──────── DATA LINES ────────
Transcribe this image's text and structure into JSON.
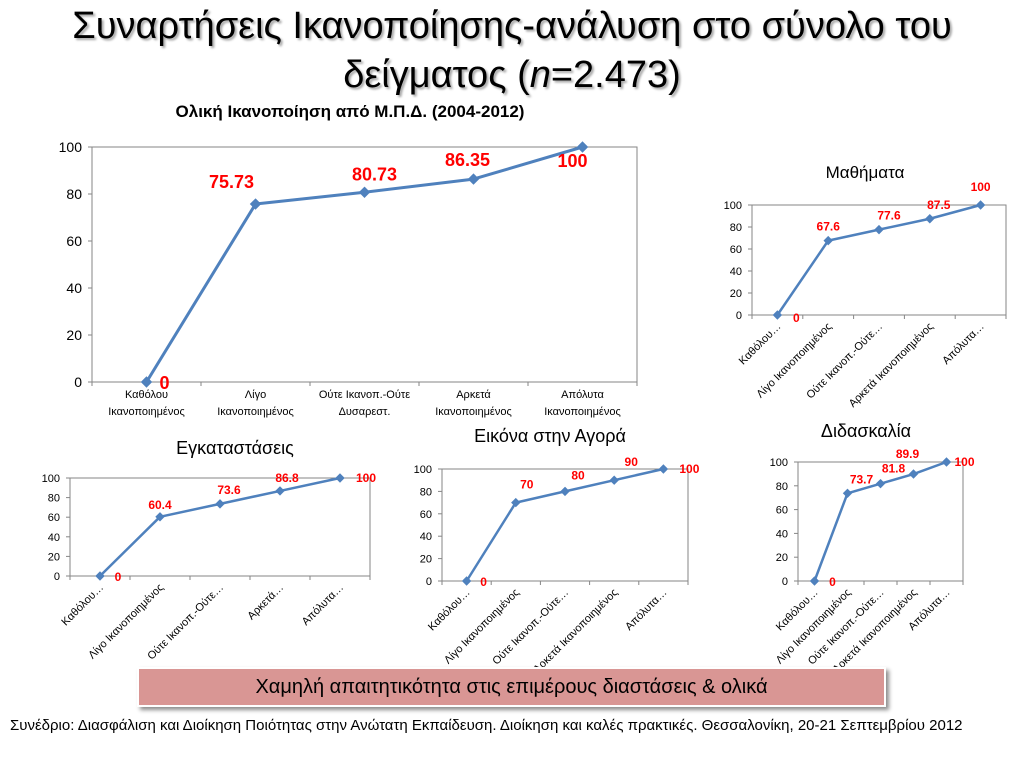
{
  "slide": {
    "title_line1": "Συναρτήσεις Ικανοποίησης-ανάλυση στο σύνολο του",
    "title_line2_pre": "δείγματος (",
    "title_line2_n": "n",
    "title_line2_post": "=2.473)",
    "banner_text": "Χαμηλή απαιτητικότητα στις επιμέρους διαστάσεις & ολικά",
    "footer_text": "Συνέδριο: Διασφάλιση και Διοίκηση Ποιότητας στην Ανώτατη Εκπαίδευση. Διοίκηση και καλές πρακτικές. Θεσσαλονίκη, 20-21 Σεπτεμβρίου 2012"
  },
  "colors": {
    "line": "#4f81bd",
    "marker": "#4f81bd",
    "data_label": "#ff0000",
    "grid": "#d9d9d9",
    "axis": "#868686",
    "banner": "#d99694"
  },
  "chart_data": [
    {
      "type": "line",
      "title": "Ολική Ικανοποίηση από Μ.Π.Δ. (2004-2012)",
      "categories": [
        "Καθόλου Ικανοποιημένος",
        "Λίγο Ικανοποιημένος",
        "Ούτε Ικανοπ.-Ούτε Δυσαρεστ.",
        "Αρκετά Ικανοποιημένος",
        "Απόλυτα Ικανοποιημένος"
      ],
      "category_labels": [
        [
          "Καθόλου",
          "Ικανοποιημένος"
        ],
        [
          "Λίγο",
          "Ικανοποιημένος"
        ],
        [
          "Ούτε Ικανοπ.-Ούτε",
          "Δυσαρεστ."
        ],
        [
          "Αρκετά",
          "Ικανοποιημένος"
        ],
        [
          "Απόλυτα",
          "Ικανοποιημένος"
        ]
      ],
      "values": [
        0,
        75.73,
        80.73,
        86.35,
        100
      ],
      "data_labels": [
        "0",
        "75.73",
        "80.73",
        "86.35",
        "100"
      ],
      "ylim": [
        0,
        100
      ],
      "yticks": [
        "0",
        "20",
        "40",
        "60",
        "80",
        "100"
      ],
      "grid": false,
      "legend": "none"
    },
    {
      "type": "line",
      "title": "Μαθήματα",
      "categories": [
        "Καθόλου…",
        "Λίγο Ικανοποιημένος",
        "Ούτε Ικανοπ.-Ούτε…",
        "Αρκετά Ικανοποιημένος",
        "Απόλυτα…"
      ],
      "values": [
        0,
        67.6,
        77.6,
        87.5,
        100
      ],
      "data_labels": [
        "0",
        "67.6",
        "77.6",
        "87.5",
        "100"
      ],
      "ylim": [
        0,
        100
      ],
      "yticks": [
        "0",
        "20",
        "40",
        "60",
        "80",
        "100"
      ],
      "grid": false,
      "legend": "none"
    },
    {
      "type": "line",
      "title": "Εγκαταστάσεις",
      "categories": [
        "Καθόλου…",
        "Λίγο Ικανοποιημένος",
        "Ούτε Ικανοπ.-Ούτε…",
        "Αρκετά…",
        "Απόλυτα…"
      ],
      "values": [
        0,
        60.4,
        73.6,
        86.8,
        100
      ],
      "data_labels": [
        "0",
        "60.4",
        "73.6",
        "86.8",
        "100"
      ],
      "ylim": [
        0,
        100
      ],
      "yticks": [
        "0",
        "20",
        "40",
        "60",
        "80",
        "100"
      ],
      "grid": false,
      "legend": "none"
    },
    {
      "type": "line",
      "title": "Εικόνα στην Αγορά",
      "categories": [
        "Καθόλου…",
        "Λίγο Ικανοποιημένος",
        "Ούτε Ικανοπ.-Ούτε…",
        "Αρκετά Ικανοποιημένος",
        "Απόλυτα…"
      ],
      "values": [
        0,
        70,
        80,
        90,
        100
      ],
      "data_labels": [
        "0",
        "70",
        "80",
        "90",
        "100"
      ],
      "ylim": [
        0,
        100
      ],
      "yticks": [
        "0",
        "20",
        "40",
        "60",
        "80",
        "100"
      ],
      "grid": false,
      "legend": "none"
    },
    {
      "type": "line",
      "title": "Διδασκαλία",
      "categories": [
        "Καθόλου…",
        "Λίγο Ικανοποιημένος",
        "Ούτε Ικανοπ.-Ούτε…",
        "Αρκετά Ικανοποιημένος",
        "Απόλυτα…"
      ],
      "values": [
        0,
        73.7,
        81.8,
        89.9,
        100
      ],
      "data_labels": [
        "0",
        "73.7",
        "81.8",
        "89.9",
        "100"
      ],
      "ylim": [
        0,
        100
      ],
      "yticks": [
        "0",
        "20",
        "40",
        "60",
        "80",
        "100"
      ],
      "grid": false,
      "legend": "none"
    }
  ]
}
────────
[TASK REQUIREMENTS] Leave the pictures out and reproduce all of the records exactly.

[TASK OUTPUT]
Transcribe this image's text and structure into JSON.
{
  "slide": {
    "title_line1": "Συναρτήσεις Ικανοποίησης-ανάλυση στο σύνολο του",
    "title_line2_pre": "δείγματος (",
    "title_line2_n": "n",
    "title_line2_post": "=2.473)",
    "banner_text": "Χαμηλή απαιτητικότητα στις επιμέρους διαστάσεις & ολικά",
    "footer_text": "Συνέδριο: Διασφάλιση και Διοίκηση Ποιότητας στην Ανώτατη Εκπαίδευση. Διοίκηση και καλές πρακτικές. Θεσσαλονίκη, 20-21 Σεπτεμβρίου 2012"
  },
  "colors": {
    "line": "#4f81bd",
    "marker": "#4f81bd",
    "data_label": "#ff0000",
    "grid": "#d9d9d9",
    "axis": "#868686",
    "banner": "#d99694"
  },
  "chart_data": [
    {
      "type": "line",
      "title": "Ολική Ικανοποίηση από Μ.Π.Δ. (2004-2012)",
      "categories": [
        "Καθόλου Ικανοποιημένος",
        "Λίγο Ικανοποιημένος",
        "Ούτε Ικανοπ.-Ούτε Δυσαρεστ.",
        "Αρκετά Ικανοποιημένος",
        "Απόλυτα Ικανοποιημένος"
      ],
      "category_labels": [
        [
          "Καθόλου",
          "Ικανοποιημένος"
        ],
        [
          "Λίγο",
          "Ικανοποιημένος"
        ],
        [
          "Ούτε Ικανοπ.-Ούτε",
          "Δυσαρεστ."
        ],
        [
          "Αρκετά",
          "Ικανοποιημένος"
        ],
        [
          "Απόλυτα",
          "Ικανοποιημένος"
        ]
      ],
      "values": [
        0,
        75.73,
        80.73,
        86.35,
        100
      ],
      "data_labels": [
        "0",
        "75.73",
        "80.73",
        "86.35",
        "100"
      ],
      "ylim": [
        0,
        100
      ],
      "yticks": [
        "0",
        "20",
        "40",
        "60",
        "80",
        "100"
      ],
      "grid": false,
      "legend": "none"
    },
    {
      "type": "line",
      "title": "Μαθήματα",
      "categories": [
        "Καθόλου…",
        "Λίγο Ικανοποιημένος",
        "Ούτε Ικανοπ.-Ούτε…",
        "Αρκετά Ικανοποιημένος",
        "Απόλυτα…"
      ],
      "values": [
        0,
        67.6,
        77.6,
        87.5,
        100
      ],
      "data_labels": [
        "0",
        "67.6",
        "77.6",
        "87.5",
        "100"
      ],
      "ylim": [
        0,
        100
      ],
      "yticks": [
        "0",
        "20",
        "40",
        "60",
        "80",
        "100"
      ],
      "grid": false,
      "legend": "none"
    },
    {
      "type": "line",
      "title": "Εγκαταστάσεις",
      "categories": [
        "Καθόλου…",
        "Λίγο Ικανοποιημένος",
        "Ούτε Ικανοπ.-Ούτε…",
        "Αρκετά…",
        "Απόλυτα…"
      ],
      "values": [
        0,
        60.4,
        73.6,
        86.8,
        100
      ],
      "data_labels": [
        "0",
        "60.4",
        "73.6",
        "86.8",
        "100"
      ],
      "ylim": [
        0,
        100
      ],
      "yticks": [
        "0",
        "20",
        "40",
        "60",
        "80",
        "100"
      ],
      "grid": false,
      "legend": "none"
    },
    {
      "type": "line",
      "title": "Εικόνα στην Αγορά",
      "categories": [
        "Καθόλου…",
        "Λίγο Ικανοποιημένος",
        "Ούτε Ικανοπ.-Ούτε…",
        "Αρκετά Ικανοποιημένος",
        "Απόλυτα…"
      ],
      "values": [
        0,
        70,
        80,
        90,
        100
      ],
      "data_labels": [
        "0",
        "70",
        "80",
        "90",
        "100"
      ],
      "ylim": [
        0,
        100
      ],
      "yticks": [
        "0",
        "20",
        "40",
        "60",
        "80",
        "100"
      ],
      "grid": false,
      "legend": "none"
    },
    {
      "type": "line",
      "title": "Διδασκαλία",
      "categories": [
        "Καθόλου…",
        "Λίγο Ικανοποιημένος",
        "Ούτε Ικανοπ.-Ούτε…",
        "Αρκετά Ικανοποιημένος",
        "Απόλυτα…"
      ],
      "values": [
        0,
        73.7,
        81.8,
        89.9,
        100
      ],
      "data_labels": [
        "0",
        "73.7",
        "81.8",
        "89.9",
        "100"
      ],
      "ylim": [
        0,
        100
      ],
      "yticks": [
        "0",
        "20",
        "40",
        "60",
        "80",
        "100"
      ],
      "grid": false,
      "legend": "none"
    }
  ]
}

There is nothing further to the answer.